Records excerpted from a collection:
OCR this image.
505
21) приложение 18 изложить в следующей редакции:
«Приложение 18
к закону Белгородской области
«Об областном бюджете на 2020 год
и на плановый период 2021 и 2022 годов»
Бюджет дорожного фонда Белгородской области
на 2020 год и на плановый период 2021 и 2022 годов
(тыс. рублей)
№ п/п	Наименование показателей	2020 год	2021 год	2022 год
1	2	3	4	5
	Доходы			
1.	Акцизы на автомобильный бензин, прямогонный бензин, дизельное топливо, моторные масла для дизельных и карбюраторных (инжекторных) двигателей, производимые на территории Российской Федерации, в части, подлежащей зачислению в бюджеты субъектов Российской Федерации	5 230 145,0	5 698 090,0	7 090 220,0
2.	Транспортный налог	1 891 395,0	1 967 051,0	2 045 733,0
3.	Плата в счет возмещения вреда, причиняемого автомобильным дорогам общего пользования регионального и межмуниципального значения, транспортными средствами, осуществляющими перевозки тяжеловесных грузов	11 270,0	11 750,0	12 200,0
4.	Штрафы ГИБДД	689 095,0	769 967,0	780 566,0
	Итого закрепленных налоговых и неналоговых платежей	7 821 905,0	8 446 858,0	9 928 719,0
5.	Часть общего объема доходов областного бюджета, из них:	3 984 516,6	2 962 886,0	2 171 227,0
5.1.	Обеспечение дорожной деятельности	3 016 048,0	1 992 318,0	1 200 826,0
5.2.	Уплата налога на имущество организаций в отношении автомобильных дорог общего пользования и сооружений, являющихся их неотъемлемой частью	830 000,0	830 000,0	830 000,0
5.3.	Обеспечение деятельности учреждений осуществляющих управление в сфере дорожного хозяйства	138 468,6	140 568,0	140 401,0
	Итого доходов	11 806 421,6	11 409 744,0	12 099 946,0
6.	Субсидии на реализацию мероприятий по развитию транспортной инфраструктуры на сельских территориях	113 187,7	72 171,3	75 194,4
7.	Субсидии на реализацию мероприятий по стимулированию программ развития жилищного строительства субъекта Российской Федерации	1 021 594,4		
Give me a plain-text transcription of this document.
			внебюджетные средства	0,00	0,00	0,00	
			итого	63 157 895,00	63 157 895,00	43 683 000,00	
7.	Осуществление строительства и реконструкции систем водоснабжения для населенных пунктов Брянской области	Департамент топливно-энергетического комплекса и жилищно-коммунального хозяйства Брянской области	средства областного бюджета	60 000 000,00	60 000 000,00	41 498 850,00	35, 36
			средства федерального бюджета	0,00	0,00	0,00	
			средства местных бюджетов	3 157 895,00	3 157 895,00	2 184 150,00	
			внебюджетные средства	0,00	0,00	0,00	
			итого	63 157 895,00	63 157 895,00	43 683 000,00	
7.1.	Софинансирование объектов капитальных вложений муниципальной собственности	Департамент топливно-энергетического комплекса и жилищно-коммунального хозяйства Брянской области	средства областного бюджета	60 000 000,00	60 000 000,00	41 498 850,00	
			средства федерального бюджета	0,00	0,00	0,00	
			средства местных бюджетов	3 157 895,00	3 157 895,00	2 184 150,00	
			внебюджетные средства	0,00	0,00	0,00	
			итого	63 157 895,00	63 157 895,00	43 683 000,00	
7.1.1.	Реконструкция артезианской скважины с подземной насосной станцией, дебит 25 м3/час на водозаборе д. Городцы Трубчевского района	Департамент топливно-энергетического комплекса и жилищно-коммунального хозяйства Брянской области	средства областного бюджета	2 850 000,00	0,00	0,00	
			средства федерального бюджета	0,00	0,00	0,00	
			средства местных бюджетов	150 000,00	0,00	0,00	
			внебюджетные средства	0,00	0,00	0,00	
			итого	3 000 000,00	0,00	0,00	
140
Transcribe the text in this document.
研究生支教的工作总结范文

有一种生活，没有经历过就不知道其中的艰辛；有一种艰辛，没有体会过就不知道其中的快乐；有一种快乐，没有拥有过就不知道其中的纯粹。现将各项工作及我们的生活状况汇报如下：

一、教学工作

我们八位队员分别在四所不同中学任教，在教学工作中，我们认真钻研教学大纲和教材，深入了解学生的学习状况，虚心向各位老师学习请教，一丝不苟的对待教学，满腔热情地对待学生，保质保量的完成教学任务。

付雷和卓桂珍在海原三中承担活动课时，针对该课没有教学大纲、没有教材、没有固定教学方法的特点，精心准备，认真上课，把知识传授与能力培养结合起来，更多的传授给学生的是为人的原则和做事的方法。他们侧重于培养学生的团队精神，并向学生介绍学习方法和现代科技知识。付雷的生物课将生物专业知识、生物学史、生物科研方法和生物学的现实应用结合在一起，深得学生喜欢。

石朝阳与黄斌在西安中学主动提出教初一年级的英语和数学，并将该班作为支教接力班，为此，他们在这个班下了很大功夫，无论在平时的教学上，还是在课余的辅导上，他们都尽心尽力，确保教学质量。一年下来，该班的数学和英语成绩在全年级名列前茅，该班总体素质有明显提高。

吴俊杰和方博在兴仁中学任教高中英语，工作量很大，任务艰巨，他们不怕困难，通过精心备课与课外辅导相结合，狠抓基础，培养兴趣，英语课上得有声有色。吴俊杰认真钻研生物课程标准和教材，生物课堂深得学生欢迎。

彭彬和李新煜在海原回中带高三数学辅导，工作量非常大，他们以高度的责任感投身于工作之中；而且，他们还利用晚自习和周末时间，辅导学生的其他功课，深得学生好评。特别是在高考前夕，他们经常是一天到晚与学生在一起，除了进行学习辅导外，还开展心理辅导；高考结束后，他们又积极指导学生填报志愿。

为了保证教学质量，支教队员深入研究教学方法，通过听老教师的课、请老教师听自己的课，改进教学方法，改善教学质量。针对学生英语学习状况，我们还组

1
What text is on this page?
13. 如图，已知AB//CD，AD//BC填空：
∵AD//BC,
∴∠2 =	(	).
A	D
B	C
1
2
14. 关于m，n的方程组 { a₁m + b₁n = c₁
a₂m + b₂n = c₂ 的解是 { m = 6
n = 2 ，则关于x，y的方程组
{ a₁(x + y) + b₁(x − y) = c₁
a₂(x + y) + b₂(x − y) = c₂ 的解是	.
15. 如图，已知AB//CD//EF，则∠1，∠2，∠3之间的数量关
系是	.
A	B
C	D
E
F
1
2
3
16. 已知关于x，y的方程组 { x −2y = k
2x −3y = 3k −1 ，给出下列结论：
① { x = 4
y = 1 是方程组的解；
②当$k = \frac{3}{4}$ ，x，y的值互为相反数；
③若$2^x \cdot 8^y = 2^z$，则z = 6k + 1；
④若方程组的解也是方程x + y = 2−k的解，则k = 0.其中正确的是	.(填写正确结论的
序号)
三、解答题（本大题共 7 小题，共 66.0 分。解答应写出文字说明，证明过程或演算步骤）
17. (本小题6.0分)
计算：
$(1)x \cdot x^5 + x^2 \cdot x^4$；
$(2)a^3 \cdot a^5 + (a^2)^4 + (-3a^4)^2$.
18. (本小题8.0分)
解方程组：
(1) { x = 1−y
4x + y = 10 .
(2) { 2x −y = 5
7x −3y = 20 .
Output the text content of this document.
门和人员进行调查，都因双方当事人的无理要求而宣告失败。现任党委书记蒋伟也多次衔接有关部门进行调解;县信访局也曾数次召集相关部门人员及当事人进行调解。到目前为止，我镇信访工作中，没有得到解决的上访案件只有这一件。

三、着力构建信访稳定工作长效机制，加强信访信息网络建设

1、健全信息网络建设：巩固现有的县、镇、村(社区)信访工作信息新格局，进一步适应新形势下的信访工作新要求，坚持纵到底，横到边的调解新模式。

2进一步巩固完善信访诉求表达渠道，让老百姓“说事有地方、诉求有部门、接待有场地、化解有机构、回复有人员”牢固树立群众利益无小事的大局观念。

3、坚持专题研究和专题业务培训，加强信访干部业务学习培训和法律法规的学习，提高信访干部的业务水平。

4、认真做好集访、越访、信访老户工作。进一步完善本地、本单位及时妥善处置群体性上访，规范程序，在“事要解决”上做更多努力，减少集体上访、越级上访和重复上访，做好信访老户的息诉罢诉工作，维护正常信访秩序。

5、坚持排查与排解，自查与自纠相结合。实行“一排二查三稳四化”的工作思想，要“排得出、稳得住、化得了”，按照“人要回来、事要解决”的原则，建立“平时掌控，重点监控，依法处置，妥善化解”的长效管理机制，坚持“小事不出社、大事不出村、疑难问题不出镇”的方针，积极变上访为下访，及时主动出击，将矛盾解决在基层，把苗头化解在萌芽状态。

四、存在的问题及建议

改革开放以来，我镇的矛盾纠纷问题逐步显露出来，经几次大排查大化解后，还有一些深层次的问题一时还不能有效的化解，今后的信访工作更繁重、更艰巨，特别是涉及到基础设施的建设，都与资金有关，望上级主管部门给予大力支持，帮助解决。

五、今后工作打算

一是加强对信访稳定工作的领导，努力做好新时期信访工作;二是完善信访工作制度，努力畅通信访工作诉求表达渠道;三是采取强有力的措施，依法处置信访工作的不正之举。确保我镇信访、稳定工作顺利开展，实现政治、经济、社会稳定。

**Short exercise:** Identify the lines above with the word "this". Copy them.

**Written solution:**
OCR this image.
Give me a plain-text transcription of this document.
Transcribe the text in this document.
What text is on this page?
Output the text content of this document.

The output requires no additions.